→ Set exercise
Repeat the records below exactly.

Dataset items

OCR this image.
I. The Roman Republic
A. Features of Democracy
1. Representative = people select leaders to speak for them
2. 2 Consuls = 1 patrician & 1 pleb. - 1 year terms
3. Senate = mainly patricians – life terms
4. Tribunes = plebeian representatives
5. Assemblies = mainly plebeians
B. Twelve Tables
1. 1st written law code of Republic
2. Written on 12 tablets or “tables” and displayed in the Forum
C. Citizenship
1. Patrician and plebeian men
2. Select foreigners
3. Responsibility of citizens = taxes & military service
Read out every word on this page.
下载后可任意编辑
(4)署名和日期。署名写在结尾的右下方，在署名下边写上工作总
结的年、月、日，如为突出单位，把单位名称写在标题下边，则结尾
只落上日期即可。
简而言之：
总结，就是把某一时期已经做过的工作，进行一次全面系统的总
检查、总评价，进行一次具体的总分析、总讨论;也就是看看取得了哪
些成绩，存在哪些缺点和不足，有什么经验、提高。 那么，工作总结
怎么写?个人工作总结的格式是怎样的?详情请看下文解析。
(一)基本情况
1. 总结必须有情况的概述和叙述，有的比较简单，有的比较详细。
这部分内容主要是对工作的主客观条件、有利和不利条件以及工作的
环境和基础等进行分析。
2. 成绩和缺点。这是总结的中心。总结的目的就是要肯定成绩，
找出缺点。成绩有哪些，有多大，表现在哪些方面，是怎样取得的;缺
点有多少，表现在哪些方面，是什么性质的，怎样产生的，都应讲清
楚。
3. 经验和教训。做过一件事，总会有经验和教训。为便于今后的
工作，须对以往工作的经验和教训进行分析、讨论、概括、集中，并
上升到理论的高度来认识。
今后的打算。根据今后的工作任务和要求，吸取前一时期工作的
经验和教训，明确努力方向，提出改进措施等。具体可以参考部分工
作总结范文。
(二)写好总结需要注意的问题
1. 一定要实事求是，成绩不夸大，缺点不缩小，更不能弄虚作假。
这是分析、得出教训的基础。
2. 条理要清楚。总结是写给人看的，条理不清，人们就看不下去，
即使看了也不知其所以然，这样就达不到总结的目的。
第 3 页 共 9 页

→ Exercise response
OCR this image.
I. The Roman Republic
A. Features of Democracy
1. Representative = people select leaders to speak for them
2. 2 Consuls = 1 patrician & 1 pleb. - 1 year terms
3. Senate = mainly patricians – life terms
4. Tribunes = plebeian representatives
5. Assemblies = mainly plebeians
B. Twelve Tables
1. 1st written law code of Republic
2. Written on 12 tablets or “tables” and displayed in the Forum
C. Citizenship
1. Patrician and plebeian men
2. Select foreigners
3. Responsibility of citizens = taxes & military service
Read out every word on this page.
下载后可任意编辑
(4)署名和日期。署名写在结尾的右下方，在署名下边写上工作总
结的年、月、日，如为突出单位，把单位名称写在标题下边，则结尾
只落上日期即可。
简而言之：
总结，就是把某一时期已经做过的工作，进行一次全面系统的总
检查、总评价，进行一次具体的总分析、总讨论;也就是看看取得了哪
些成绩，存在哪些缺点和不足，有什么经验、提高。 那么，工作总结
怎么写?个人工作总结的格式是怎样的?详情请看下文解析。
(一)基本情况
1. 总结必须有情况的概述和叙述，有的比较简单，有的比较详细。
这部分内容主要是对工作的主客观条件、有利和不利条件以及工作的
环境和基础等进行分析。
2. 成绩和缺点。这是总结的中心。总结的目的就是要肯定成绩，
找出缺点。成绩有哪些，有多大，表现在哪些方面，是怎样取得的;缺
点有多少，表现在哪些方面，是什么性质的，怎样产生的，都应讲清
楚。
3. 经验和教训。做过一件事，总会有经验和教训。为便于今后的
工作，须对以往工作的经验和教训进行分析、讨论、概括、集中，并
上升到理论的高度来认识。
今后的打算。根据今后的工作任务和要求，吸取前一时期工作的
经验和教训，明确努力方向，提出改进措施等。具体可以参考部分工
作总结范文。
(二)写好总结需要注意的问题
1. 一定要实事求是，成绩不夸大，缺点不缩小，更不能弄虚作假。
这是分析、得出教训的基础。
2. 条理要清楚。总结是写给人看的，条理不清，人们就看不下去，
即使看了也不知其所以然，这样就达不到总结的目的。
第 3 页 共 9 页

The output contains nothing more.